§ **REQUEST**
All of the data must be printed exactly; please include every line.

[Data records]
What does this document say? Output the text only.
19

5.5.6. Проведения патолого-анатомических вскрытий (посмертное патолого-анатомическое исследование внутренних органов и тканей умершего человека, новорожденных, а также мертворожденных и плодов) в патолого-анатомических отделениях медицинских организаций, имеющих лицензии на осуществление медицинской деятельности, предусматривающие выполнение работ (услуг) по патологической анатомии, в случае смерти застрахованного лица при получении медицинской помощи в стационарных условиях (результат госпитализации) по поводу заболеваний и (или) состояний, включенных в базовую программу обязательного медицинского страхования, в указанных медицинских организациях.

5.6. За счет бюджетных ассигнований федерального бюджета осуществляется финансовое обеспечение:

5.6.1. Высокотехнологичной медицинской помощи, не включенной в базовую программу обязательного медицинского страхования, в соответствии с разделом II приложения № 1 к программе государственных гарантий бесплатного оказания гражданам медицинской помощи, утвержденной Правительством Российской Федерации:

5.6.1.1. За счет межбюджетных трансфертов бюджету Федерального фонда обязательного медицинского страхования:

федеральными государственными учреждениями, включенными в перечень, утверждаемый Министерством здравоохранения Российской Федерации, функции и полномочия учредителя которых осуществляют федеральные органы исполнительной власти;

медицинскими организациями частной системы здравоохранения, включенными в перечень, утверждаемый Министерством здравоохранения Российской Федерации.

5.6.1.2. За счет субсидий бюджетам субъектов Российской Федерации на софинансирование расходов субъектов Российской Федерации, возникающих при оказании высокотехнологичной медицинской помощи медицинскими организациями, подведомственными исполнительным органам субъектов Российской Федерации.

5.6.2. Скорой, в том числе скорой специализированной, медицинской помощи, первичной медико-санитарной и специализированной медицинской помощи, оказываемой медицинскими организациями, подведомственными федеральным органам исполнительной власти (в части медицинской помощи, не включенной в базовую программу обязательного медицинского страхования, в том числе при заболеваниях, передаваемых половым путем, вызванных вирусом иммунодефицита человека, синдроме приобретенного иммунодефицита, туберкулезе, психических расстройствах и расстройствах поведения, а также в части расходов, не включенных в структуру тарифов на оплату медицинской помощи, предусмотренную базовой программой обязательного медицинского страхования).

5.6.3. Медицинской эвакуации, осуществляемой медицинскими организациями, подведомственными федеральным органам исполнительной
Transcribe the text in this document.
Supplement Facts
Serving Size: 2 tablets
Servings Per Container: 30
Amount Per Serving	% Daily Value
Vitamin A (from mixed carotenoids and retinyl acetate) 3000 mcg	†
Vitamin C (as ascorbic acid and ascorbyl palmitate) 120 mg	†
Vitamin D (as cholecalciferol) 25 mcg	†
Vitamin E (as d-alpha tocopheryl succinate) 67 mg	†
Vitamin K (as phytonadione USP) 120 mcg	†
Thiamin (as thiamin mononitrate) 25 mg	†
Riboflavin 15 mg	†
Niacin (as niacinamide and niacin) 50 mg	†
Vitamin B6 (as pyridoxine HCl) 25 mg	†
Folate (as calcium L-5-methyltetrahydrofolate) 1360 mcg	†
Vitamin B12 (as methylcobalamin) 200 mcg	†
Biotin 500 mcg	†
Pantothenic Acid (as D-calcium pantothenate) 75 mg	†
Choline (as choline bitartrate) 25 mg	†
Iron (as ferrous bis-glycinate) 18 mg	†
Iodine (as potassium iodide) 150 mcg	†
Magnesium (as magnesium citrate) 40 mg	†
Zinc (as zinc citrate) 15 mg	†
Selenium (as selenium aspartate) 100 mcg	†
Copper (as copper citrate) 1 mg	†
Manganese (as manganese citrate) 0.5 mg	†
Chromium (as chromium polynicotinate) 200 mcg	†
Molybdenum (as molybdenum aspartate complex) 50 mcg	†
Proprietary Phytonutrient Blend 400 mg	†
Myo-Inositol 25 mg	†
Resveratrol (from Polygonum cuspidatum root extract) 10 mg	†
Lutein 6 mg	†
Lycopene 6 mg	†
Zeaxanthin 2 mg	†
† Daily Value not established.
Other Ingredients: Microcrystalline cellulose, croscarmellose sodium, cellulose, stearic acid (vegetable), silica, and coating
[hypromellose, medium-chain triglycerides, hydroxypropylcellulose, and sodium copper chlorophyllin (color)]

§ **ANSWER TO THE TASK**
What does this document say? Output the text only.
19

5.5.6. Проведения патолого-анатомических вскрытий (посмертное патолого-анатомическое исследование внутренних органов и тканей умершего человека, новорожденных, а также мертворожденных и плодов) в патолого-анатомических отделениях медицинских организаций, имеющих лицензии на осуществление медицинской деятельности, предусматривающие выполнение работ (услуг) по патологической анатомии, в случае смерти застрахованного лица при получении медицинской помощи в стационарных условиях (результат госпитализации) по поводу заболеваний и (или) состояний, включенных в базовую программу обязательного медицинского страхования, в указанных медицинских организациях.

5.6. За счет бюджетных ассигнований федерального бюджета осуществляется финансовое обеспечение:

5.6.1. Высокотехнологичной медицинской помощи, не включенной в базовую программу обязательного медицинского страхования, в соответствии с разделом II приложения № 1 к программе государственных гарантий бесплатного оказания гражданам медицинской помощи, утвержденной Правительством Российской Федерации:

5.6.1.1. За счет межбюджетных трансфертов бюджету Федерального фонда обязательного медицинского страхования:

федеральными государственными учреждениями, включенными в перечень, утверждаемый Министерством здравоохранения Российской Федерации, функции и полномочия учредителя которых осуществляют федеральные органы исполнительной власти;

медицинскими организациями частной системы здравоохранения, включенными в перечень, утверждаемый Министерством здравоохранения Российской Федерации.

5.6.1.2. За счет субсидий бюджетам субъектов Российской Федерации на софинансирование расходов субъектов Российской Федерации, возникающих при оказании высокотехнологичной медицинской помощи медицинскими организациями, подведомственными исполнительным органам субъектов Российской Федерации.

5.6.2. Скорой, в том числе скорой специализированной, медицинской помощи, первичной медико-санитарной и специализированной медицинской помощи, оказываемой медицинскими организациями, подведомственными федеральным органам исполнительной власти (в части медицинской помощи, не включенной в базовую программу обязательного медицинского страхования, в том числе при заболеваниях, передаваемых половым путем, вызванных вирусом иммунодефицита человека, синдроме приобретенного иммунодефицита, туберкулезе, психических расстройствах и расстройствах поведения, а также в части расходов, не включенных в структуру тарифов на оплату медицинской помощи, предусмотренную базовой программой обязательного медицинского страхования).

5.6.3. Медицинской эвакуации, осуществляемой медицинскими организациями, подведомственными федеральным органам исполнительной
Transcribe the text in this document.
Supplement Facts
Serving Size: 2 tablets
Servings Per Container: 30
Amount Per Serving	% Daily Value
Vitamin A (from mixed carotenoids and retinyl acetate) 3000 mcg	†
Vitamin C (as ascorbic acid and ascorbyl palmitate) 120 mg	†
Vitamin D (as cholecalciferol) 25 mcg	†
Vitamin E (as d-alpha tocopheryl succinate) 67 mg	†
Vitamin K (as phytonadione USP) 120 mcg	†
Thiamin (as thiamin mononitrate) 25 mg	†
Riboflavin 15 mg	†
Niacin (as niacinamide and niacin) 50 mg	†
Vitamin B6 (as pyridoxine HCl) 25 mg	†
Folate (as calcium L-5-methyltetrahydrofolate) 1360 mcg	†
Vitamin B12 (as methylcobalamin) 200 mcg	†
Biotin 500 mcg	†
Pantothenic Acid (as D-calcium pantothenate) 75 mg	†
Choline (as choline bitartrate) 25 mg	†
Iron (as ferrous bis-glycinate) 18 mg	†
Iodine (as potassium iodide) 150 mcg	†
Magnesium (as magnesium citrate) 40 mg	†
Zinc (as zinc citrate) 15 mg	†
Selenium (as selenium aspartate) 100 mcg	†
Copper (as copper citrate) 1 mg	†
Manganese (as manganese citrate) 0.5 mg	†
Chromium (as chromium polynicotinate) 200 mcg	†
Molybdenum (as molybdenum aspartate complex) 50 mcg	†
Proprietary Phytonutrient Blend 400 mg	†
Myo-Inositol 25 mg	†
Resveratrol (from Polygonum cuspidatum root extract) 10 mg	†
Lutein 6 mg	†
Lycopene 6 mg	†
Zeaxanthin 2 mg	†
† Daily Value not established.
Other Ingredients: Microcrystalline cellulose, croscarmellose sodium, cellulose, stearic acid (vegetable), silica, and coating
[hypromellose, medium-chain triglycerides, hydroxypropylcellulose, and sodium copper chlorophyllin (color)]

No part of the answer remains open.